→ **STATED TASK**:
Repeat the lines from the first one through the line containing "wire port 2 bbox=[57, 135, 59, 169]", inclusive, and swap "pilot line dash" for "pilot line segment" with nothing else changed.

→ **EXTRACTED ENTRIES**:
-*-*-

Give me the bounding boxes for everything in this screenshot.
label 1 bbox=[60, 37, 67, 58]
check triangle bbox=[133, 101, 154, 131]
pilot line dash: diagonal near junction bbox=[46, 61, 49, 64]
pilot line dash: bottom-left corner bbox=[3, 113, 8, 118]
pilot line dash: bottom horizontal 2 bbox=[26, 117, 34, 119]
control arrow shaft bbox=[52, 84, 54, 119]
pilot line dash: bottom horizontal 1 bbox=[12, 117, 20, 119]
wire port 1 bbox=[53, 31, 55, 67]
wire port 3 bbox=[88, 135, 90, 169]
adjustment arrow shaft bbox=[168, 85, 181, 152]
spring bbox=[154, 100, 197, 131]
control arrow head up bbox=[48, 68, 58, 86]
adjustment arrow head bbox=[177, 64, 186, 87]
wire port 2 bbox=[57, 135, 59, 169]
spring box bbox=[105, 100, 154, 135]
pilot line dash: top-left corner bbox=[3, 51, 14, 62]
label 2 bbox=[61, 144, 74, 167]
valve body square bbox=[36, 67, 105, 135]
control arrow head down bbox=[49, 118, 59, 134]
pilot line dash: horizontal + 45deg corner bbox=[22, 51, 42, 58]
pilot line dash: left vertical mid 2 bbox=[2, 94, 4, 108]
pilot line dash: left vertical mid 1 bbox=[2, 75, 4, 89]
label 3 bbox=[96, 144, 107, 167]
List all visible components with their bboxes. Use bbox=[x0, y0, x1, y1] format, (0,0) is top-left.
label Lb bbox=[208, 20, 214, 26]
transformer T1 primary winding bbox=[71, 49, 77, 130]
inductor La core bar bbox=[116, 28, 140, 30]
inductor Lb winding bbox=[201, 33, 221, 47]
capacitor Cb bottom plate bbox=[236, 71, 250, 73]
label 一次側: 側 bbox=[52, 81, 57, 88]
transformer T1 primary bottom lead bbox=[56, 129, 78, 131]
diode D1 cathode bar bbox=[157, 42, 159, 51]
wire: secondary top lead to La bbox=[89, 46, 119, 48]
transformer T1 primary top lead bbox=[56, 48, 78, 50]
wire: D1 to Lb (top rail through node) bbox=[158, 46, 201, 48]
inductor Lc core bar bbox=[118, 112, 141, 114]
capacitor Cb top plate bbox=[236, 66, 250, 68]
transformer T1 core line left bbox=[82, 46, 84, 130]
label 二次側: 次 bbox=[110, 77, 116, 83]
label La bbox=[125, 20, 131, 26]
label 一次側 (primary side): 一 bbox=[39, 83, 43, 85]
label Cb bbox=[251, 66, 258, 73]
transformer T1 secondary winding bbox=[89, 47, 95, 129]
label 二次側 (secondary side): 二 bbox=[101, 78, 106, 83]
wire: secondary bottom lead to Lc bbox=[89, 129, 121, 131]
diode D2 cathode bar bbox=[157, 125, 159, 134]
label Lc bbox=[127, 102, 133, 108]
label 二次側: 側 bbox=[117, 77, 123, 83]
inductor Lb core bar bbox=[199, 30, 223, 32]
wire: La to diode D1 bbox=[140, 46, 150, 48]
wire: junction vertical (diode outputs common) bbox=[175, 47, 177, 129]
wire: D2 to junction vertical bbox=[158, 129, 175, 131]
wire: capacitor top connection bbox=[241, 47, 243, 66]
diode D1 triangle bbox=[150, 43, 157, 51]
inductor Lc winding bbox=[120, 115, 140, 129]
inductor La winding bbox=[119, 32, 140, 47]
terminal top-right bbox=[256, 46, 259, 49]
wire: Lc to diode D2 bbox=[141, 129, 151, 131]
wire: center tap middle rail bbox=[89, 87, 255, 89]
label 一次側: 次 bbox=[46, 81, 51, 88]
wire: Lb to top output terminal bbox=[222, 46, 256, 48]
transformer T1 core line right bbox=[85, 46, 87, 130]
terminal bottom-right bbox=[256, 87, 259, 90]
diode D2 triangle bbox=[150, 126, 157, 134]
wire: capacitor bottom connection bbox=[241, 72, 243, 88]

-*-*-

→ **FULL RESPONSE**:
Give me the bounding boxes for everything in this screenshot.
label 1 bbox=[60, 37, 67, 58]
check triangle bbox=[133, 101, 154, 131]
pilot line segment: diagonal near junction bbox=[46, 61, 49, 64]
pilot line segment: bottom-left corner bbox=[3, 113, 8, 118]
pilot line segment: bottom horizontal 2 bbox=[26, 117, 34, 119]
control arrow shaft bbox=[52, 84, 54, 119]
pilot line segment: bottom horizontal 1 bbox=[12, 117, 20, 119]
wire port 1 bbox=[53, 31, 55, 67]
wire port 3 bbox=[88, 135, 90, 169]
adjustment arrow shaft bbox=[168, 85, 181, 152]
spring bbox=[154, 100, 197, 131]
control arrow head up bbox=[48, 68, 58, 86]
adjustment arrow head bbox=[177, 64, 186, 87]
wire port 2 bbox=[57, 135, 59, 169]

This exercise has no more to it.